▸ WRITTEN EXERCISE
List each line in which the string "text" appears.

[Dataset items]
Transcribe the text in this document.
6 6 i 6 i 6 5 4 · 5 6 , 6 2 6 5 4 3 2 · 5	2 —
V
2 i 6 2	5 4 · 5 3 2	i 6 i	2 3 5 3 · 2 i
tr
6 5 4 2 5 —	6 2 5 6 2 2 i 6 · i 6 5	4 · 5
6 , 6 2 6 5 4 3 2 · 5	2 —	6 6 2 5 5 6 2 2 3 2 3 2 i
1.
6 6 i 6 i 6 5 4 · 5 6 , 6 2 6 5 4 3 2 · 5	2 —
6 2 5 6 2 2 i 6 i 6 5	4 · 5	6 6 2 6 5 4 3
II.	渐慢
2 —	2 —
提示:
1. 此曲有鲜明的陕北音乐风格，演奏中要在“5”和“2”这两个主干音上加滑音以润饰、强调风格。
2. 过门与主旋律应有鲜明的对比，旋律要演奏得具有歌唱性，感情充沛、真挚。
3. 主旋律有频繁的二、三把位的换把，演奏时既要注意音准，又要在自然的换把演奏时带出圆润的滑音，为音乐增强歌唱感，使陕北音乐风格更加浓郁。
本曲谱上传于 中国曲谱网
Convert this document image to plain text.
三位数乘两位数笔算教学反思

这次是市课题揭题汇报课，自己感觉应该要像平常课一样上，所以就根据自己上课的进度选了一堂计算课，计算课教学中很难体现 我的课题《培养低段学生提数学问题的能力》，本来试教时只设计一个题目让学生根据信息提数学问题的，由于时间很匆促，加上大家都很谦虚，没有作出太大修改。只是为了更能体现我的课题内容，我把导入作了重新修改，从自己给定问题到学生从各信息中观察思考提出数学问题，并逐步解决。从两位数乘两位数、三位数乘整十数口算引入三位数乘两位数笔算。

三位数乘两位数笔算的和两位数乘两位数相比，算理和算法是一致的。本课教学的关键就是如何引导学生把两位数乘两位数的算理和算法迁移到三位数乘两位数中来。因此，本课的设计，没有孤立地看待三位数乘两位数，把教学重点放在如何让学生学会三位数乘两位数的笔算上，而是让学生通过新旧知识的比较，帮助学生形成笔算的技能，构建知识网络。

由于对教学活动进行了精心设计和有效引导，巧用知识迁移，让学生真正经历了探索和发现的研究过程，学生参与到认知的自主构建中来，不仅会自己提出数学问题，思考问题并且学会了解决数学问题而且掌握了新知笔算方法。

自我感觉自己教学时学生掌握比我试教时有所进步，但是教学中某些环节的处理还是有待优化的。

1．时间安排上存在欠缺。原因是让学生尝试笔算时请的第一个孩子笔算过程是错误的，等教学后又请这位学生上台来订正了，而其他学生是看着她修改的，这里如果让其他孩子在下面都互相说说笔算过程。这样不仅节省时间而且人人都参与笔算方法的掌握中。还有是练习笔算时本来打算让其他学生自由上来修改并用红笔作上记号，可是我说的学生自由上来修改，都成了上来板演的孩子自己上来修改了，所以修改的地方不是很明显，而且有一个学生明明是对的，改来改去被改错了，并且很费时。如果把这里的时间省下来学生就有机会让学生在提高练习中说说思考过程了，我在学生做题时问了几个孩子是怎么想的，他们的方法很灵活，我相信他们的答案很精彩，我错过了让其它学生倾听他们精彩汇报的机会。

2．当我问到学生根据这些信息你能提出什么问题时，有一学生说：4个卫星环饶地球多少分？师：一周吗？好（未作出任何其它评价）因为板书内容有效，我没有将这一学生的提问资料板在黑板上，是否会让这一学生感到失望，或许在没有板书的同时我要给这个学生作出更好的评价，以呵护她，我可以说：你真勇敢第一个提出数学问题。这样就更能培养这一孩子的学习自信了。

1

▸ PROBLEM SOLUTION
Transcribe the text in this document.
Convert this document image to plain text.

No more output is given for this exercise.